EXERCISE TASK
Search the records for the line with "Parse this chart and return its data as JSON.". Output that line and each line after it, exactly, and stop at the end; omit pictures.

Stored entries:

• • • •

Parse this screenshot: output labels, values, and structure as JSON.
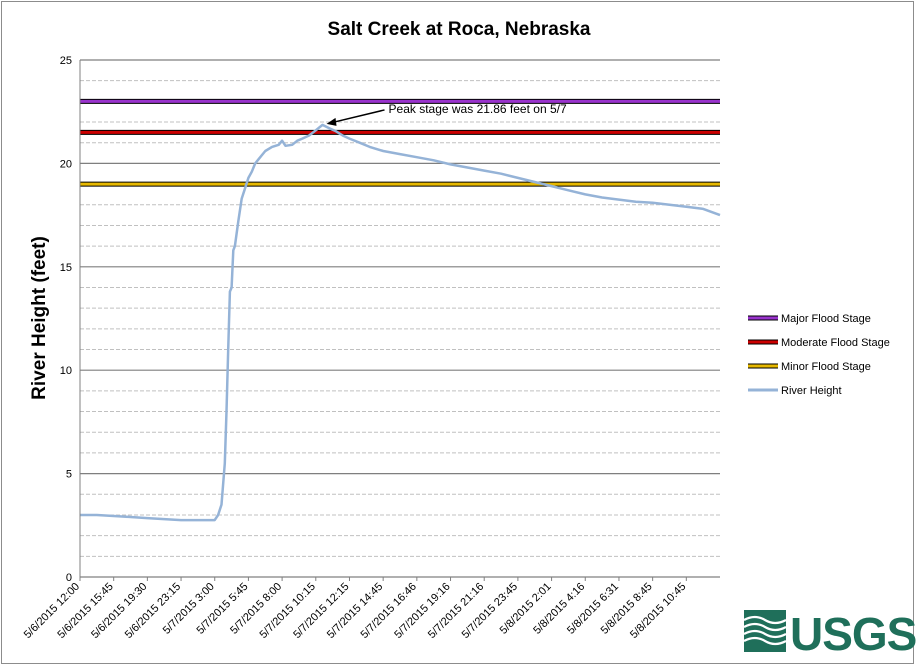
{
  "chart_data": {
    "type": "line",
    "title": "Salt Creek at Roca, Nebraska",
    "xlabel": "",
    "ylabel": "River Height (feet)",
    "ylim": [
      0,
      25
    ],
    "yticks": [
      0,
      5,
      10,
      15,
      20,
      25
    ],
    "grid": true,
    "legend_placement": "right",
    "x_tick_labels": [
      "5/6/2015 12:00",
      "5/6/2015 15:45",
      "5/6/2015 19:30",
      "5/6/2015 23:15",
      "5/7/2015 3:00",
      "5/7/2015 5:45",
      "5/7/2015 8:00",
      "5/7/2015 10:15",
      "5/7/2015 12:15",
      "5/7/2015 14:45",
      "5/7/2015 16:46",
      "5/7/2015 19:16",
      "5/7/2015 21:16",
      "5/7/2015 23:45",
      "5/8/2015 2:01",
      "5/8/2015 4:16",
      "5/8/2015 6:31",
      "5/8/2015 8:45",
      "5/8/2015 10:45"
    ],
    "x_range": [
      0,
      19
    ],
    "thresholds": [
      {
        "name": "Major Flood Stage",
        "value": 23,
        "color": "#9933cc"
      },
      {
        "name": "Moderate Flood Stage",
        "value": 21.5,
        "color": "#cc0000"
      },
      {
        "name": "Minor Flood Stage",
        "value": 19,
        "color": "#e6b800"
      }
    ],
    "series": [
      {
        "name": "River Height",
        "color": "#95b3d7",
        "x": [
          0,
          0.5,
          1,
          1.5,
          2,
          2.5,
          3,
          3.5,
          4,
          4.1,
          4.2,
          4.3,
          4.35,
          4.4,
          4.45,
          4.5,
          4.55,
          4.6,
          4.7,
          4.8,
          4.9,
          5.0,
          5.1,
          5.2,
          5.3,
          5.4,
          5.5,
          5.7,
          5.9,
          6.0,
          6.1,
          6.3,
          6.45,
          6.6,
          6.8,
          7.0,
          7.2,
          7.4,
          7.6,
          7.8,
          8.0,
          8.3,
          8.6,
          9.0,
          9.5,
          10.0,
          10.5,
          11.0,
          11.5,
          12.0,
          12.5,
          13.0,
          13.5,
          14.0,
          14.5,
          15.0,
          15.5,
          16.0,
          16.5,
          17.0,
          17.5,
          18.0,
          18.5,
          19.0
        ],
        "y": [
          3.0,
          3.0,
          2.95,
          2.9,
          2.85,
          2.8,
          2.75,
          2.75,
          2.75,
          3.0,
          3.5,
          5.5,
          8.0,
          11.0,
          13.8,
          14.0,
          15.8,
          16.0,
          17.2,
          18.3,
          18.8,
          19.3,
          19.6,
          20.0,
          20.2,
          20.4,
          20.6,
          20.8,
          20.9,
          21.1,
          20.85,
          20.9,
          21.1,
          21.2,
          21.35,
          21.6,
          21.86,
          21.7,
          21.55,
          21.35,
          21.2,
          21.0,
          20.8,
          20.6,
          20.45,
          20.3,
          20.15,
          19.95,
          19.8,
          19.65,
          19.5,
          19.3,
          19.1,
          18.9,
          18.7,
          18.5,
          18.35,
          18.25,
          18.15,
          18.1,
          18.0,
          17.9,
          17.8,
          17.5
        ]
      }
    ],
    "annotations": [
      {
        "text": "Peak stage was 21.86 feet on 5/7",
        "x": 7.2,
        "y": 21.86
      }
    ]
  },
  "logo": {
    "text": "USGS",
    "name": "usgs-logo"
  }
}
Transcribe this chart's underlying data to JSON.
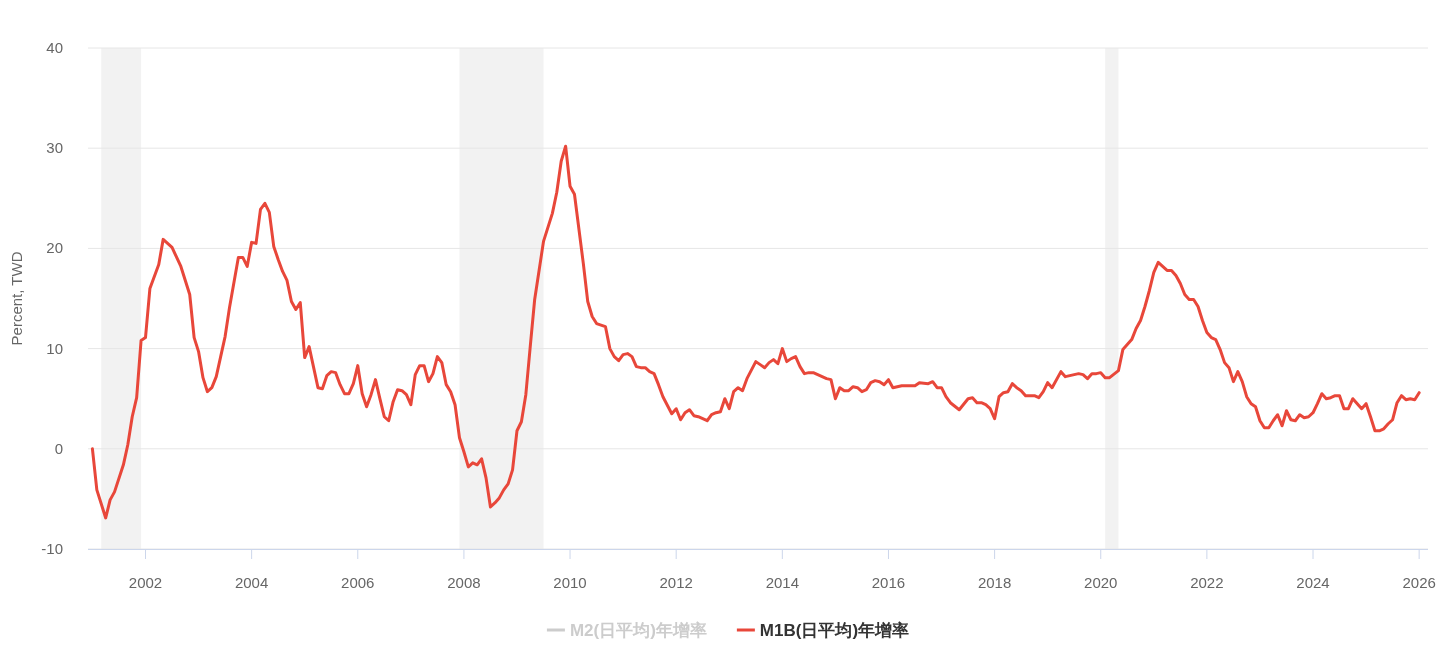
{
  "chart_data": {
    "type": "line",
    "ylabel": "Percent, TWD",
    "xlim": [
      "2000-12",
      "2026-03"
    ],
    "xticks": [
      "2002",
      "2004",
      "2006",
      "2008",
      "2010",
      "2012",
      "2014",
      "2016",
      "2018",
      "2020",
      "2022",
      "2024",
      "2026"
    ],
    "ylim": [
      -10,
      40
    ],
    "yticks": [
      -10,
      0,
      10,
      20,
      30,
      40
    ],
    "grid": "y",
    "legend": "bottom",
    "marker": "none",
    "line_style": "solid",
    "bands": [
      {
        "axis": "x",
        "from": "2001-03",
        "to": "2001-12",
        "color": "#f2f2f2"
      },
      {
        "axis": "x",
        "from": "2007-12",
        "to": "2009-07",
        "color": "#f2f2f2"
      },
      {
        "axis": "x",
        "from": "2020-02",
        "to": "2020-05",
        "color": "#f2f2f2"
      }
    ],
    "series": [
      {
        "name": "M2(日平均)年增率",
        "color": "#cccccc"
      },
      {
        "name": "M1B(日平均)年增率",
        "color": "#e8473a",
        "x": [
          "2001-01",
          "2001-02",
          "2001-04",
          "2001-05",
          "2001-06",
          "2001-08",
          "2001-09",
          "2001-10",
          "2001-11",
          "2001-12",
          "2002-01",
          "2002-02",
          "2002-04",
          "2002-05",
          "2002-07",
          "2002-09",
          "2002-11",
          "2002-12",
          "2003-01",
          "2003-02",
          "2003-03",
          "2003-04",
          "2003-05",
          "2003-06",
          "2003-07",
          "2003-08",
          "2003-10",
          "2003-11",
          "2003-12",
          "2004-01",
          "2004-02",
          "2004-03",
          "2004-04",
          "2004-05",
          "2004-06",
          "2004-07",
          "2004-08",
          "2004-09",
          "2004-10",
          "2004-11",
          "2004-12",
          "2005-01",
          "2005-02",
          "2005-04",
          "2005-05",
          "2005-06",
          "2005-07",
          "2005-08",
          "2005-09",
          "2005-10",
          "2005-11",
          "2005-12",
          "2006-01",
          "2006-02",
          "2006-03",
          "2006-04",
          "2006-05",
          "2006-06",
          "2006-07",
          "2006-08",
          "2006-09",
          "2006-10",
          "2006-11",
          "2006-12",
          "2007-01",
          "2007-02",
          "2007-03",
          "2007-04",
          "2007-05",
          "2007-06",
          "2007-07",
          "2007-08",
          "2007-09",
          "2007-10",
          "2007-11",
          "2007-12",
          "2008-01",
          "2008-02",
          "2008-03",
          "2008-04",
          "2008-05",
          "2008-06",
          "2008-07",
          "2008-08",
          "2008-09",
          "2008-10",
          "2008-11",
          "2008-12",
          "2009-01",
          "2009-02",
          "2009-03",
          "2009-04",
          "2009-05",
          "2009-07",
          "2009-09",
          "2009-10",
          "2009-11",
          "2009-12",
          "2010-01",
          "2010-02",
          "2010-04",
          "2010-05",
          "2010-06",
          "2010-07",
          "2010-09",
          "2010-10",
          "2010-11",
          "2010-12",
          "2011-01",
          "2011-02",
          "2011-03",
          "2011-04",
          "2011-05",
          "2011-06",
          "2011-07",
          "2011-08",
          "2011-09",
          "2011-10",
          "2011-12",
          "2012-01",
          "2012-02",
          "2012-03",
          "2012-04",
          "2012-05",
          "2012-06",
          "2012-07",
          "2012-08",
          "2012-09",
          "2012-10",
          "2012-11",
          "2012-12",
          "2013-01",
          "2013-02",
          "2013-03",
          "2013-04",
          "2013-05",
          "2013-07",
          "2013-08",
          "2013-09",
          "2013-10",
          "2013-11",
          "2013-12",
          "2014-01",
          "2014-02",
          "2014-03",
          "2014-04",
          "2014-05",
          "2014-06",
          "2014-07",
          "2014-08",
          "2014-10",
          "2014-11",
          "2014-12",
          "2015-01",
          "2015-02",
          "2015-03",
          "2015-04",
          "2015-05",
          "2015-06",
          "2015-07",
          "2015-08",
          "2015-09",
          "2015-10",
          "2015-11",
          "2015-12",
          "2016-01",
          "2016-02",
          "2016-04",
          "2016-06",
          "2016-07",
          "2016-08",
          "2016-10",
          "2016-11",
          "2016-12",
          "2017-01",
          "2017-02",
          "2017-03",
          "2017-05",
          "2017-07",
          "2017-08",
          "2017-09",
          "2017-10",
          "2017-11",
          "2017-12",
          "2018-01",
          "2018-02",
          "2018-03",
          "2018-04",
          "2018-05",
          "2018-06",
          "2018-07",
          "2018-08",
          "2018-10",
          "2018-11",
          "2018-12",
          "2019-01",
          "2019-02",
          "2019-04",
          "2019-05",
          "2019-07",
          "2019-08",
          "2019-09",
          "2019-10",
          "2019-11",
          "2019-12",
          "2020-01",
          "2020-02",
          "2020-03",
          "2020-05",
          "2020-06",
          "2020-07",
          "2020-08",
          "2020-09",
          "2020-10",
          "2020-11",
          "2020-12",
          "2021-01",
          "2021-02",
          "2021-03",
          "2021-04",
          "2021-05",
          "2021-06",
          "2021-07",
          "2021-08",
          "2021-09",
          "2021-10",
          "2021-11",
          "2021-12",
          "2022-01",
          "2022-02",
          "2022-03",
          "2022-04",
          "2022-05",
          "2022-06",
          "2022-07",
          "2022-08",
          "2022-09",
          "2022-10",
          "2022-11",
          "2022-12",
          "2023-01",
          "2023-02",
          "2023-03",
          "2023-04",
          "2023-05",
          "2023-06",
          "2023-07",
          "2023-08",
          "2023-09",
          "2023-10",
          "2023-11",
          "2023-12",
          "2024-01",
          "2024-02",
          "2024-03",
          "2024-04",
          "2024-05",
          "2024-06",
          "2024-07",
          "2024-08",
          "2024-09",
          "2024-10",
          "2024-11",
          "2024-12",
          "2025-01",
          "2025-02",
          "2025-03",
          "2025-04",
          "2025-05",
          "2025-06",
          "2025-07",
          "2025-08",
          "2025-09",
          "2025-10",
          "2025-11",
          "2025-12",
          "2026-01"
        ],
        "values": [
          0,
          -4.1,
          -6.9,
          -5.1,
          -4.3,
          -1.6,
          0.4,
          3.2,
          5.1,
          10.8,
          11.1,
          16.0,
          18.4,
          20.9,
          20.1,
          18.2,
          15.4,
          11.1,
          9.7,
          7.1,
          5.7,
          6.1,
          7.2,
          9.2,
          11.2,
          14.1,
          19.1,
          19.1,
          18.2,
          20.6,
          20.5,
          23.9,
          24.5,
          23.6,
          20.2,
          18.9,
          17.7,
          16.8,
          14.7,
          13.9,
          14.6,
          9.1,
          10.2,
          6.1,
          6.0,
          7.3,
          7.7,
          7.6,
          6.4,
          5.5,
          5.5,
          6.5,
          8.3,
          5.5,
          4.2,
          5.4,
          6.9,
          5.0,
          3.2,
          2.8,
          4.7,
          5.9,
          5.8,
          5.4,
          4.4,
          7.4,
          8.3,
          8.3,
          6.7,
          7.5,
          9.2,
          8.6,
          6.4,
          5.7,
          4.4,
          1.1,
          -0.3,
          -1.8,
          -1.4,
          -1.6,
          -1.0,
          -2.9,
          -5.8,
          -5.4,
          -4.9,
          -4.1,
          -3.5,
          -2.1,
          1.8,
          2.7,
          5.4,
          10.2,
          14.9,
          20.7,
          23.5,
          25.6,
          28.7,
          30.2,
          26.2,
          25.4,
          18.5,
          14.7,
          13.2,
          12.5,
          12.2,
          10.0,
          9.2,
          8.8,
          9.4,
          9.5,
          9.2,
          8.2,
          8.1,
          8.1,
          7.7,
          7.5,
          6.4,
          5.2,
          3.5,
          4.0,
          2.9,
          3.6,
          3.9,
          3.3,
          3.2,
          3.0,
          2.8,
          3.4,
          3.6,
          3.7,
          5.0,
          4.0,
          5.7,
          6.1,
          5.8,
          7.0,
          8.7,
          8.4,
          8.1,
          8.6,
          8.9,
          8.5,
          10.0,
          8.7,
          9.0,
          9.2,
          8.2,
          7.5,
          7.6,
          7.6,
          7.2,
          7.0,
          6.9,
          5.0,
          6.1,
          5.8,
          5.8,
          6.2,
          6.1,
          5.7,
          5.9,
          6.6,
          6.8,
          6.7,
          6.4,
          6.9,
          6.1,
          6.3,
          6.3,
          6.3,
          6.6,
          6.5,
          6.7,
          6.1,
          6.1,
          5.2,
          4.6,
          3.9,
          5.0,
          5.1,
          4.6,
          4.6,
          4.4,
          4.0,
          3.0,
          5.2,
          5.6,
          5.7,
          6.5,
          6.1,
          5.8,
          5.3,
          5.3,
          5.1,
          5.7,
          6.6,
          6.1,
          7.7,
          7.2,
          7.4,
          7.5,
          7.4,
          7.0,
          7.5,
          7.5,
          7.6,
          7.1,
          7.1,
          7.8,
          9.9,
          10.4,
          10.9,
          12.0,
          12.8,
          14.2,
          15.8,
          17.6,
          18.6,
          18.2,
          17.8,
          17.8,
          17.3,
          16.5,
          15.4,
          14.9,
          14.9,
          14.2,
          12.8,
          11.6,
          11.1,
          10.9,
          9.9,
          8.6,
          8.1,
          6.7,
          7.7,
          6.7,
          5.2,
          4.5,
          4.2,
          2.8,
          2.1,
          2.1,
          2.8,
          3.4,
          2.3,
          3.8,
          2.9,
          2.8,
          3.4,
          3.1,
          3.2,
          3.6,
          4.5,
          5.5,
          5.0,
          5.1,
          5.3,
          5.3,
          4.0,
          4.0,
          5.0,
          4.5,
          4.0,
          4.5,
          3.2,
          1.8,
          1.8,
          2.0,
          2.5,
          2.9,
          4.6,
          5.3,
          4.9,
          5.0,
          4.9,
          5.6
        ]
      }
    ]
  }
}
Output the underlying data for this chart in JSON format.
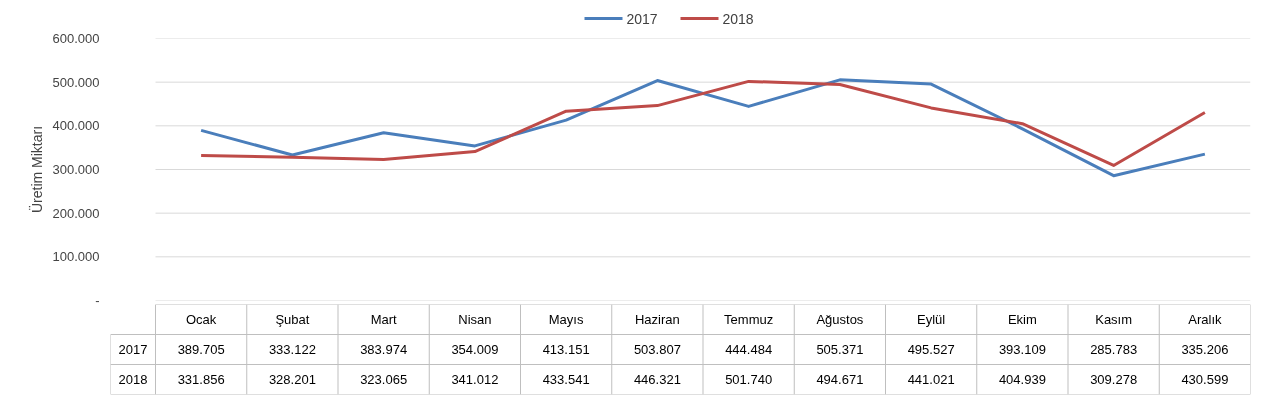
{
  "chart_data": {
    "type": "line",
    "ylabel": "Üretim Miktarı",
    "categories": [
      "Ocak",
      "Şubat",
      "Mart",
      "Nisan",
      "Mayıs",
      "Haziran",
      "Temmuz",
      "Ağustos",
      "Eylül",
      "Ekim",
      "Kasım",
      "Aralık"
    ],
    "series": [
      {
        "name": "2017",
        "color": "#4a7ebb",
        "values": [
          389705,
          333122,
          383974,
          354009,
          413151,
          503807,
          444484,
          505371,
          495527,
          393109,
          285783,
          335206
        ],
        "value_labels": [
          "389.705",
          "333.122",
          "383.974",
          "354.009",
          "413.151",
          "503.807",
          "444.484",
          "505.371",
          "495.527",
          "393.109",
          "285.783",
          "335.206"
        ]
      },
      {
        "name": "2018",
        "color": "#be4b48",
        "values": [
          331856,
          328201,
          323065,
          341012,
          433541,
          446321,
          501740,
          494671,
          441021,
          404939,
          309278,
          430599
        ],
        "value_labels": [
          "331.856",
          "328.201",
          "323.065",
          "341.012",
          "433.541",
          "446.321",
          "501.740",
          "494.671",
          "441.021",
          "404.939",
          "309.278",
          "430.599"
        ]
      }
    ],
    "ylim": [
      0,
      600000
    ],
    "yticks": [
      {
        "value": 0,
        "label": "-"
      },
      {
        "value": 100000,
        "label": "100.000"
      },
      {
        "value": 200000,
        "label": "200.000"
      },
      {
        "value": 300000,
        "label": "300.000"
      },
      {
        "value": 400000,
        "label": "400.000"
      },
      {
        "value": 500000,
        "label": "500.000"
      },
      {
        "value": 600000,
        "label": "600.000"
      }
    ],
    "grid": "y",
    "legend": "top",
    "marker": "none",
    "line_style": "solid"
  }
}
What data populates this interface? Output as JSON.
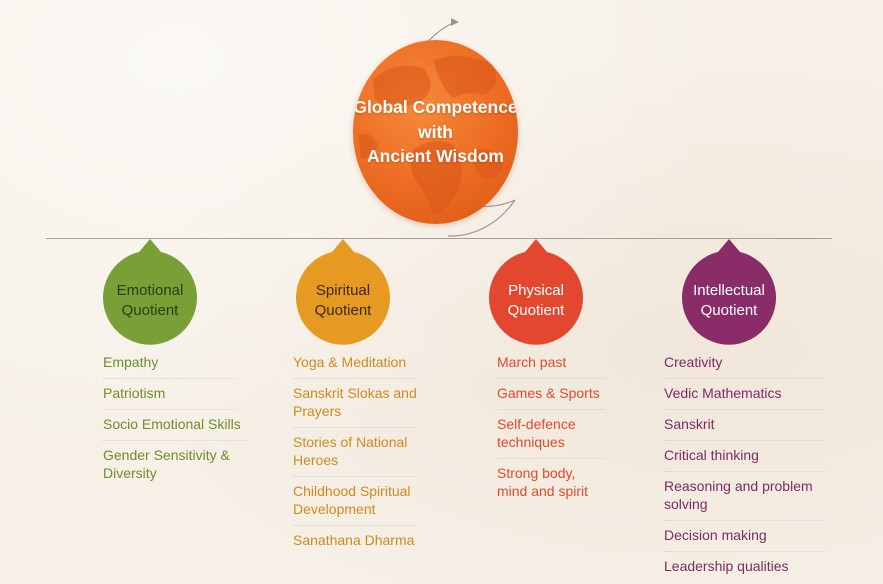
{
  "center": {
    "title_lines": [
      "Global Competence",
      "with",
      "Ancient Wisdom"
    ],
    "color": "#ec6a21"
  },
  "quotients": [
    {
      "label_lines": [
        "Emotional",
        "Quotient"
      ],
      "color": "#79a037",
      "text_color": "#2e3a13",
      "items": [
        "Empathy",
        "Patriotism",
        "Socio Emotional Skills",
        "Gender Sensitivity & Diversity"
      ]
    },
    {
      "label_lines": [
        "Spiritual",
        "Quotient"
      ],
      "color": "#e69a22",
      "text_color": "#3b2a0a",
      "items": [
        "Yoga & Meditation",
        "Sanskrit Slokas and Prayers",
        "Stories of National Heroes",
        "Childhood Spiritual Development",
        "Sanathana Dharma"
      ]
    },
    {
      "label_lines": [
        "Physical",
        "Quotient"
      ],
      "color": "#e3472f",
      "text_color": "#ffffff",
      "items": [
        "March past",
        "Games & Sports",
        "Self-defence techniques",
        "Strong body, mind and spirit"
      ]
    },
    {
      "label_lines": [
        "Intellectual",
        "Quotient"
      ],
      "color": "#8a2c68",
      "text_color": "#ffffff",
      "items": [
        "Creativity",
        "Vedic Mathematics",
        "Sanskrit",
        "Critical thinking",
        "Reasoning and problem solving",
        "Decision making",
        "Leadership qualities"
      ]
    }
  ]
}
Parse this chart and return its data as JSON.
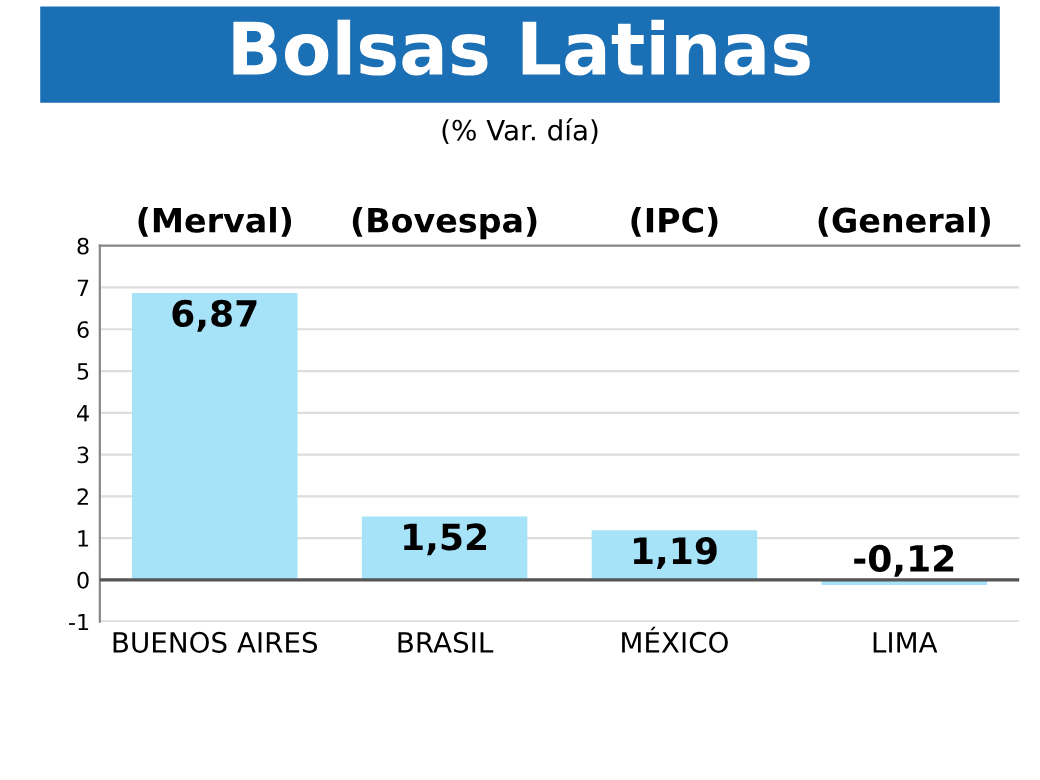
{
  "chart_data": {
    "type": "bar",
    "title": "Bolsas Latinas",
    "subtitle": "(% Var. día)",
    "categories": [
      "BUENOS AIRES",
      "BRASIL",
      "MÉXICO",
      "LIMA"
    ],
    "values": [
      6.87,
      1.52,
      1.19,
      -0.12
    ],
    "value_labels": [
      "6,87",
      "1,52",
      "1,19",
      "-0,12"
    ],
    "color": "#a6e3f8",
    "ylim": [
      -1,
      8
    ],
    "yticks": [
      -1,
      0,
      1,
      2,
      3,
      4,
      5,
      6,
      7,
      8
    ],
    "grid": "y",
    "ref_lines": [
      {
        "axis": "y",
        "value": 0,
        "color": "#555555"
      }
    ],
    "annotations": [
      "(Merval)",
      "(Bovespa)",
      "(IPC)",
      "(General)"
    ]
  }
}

• • • •

WORKED ANSWER
Parse this chart and return its data as JSON.
{
  "chart_data": {
    "type": "bar",
    "title": "Bolsas Latinas",
    "subtitle": "(% Var. día)",
    "categories": [
      "BUENOS AIRES",
      "BRASIL",
      "MÉXICO",
      "LIMA"
    ],
    "values": [
      6.87,
      1.52,
      1.19,
      -0.12
    ],
    "value_labels": [
      "6,87",
      "1,52",
      "1,19",
      "-0,12"
    ],
    "color": "#a6e3f8",
    "ylim": [
      -1,
      8
    ],
    "yticks": [
      -1,
      0,
      1,
      2,
      3,
      4,
      5,
      6,
      7,
      8
    ],
    "grid": "y",
    "ref_lines": [
      {
        "axis": "y",
        "value": 0,
        "color": "#555555"
      }
    ],
    "annotations": [
      "(Merval)",
      "(Bovespa)",
      "(IPC)",
      "(General)"
    ]
  }
}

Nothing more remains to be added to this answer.